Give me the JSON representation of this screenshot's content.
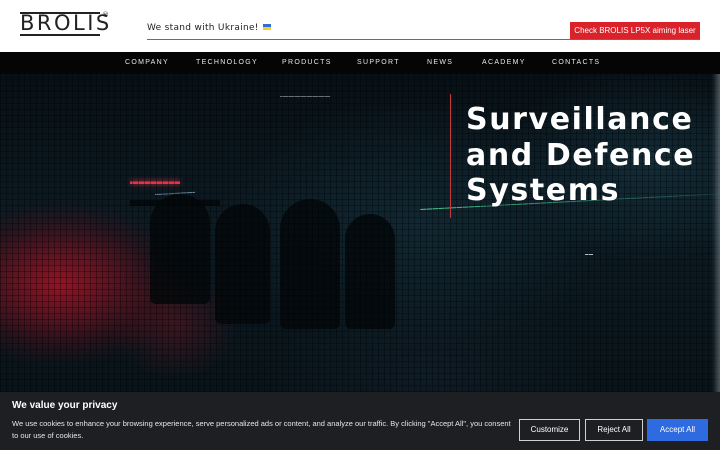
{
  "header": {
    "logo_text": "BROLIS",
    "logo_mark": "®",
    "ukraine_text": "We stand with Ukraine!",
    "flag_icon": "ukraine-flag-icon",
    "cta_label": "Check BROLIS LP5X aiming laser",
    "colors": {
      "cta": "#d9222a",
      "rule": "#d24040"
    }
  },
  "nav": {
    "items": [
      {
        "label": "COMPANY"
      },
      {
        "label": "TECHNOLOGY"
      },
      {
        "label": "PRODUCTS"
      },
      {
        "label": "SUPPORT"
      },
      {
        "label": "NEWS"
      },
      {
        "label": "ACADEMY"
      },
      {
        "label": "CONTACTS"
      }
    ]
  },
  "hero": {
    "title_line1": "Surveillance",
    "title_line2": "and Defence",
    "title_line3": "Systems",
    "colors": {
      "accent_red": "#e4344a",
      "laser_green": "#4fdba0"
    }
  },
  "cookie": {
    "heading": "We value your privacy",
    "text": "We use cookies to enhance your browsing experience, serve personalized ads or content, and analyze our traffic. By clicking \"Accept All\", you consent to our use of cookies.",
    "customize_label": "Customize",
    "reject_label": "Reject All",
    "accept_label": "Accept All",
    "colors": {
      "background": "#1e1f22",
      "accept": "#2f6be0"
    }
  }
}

------

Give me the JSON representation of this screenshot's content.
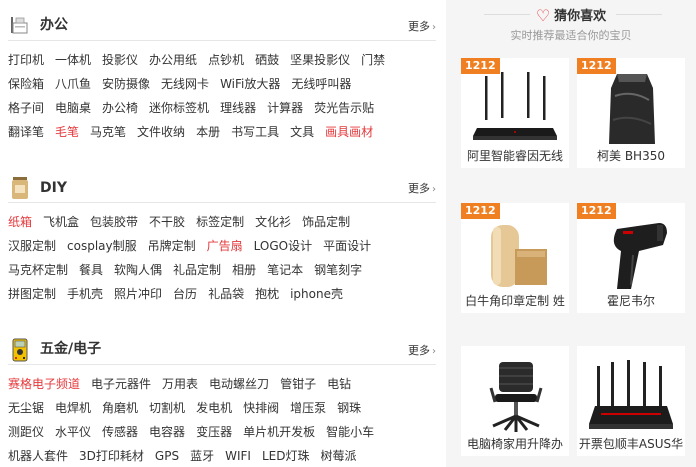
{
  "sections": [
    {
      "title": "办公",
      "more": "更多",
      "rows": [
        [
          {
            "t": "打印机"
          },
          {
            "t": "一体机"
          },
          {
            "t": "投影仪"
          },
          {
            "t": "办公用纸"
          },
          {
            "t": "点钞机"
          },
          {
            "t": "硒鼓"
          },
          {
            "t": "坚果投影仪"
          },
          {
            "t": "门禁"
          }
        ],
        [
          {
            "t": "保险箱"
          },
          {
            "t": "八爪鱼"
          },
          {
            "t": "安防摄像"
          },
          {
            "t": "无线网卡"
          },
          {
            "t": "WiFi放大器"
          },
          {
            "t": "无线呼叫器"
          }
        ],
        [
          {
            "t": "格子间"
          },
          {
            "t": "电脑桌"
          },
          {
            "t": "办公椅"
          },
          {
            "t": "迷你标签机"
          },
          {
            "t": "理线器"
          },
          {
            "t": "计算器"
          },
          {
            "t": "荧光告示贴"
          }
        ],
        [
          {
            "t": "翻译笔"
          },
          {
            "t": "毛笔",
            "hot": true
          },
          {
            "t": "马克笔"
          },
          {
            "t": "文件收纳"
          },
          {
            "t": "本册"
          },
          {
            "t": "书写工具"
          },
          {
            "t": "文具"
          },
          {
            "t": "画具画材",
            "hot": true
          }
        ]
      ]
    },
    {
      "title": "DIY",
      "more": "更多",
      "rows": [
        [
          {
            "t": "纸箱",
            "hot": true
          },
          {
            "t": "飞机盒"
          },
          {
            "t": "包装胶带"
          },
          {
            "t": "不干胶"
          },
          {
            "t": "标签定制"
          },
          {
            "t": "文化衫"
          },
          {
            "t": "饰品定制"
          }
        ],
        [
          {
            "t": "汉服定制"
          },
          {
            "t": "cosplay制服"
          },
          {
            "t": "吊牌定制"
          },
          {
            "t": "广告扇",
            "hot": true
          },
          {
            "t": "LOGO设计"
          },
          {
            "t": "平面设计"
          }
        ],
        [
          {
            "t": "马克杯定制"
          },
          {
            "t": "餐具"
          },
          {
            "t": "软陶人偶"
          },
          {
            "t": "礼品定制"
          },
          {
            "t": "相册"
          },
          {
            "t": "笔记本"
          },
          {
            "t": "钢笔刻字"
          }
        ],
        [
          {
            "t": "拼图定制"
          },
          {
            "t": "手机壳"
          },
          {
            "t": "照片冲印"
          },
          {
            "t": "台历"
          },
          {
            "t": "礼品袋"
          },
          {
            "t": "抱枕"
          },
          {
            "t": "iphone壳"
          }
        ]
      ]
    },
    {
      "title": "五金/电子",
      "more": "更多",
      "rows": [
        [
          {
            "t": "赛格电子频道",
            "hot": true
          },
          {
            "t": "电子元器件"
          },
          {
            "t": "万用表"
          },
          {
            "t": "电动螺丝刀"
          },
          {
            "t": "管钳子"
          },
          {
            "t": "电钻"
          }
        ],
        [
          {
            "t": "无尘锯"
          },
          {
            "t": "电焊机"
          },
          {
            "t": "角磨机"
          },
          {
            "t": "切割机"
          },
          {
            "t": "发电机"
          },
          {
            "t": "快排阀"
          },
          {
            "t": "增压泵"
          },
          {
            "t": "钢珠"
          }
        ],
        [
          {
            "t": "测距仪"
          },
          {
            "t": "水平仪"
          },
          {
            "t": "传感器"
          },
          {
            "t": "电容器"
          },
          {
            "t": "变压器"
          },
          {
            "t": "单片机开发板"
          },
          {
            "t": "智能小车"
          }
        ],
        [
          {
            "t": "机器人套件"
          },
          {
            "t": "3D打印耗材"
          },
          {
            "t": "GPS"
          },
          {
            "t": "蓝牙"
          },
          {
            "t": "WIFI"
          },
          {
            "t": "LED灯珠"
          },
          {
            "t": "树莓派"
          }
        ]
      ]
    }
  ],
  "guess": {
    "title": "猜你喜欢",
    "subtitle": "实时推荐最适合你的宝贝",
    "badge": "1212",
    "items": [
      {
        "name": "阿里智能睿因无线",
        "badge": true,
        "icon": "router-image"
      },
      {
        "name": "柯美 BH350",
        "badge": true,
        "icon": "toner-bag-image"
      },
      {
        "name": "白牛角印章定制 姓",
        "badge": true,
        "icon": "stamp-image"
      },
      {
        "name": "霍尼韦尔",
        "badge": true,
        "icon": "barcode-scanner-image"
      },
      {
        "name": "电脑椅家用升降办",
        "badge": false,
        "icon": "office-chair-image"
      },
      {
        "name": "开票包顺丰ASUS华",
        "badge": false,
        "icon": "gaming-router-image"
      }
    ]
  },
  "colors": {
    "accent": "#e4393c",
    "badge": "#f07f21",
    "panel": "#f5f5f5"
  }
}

------

Task to carry out =
Copy every line of the listing containing the string "router".

Solution =
        "icon": "router-image"
        "icon": "gaming-router-image"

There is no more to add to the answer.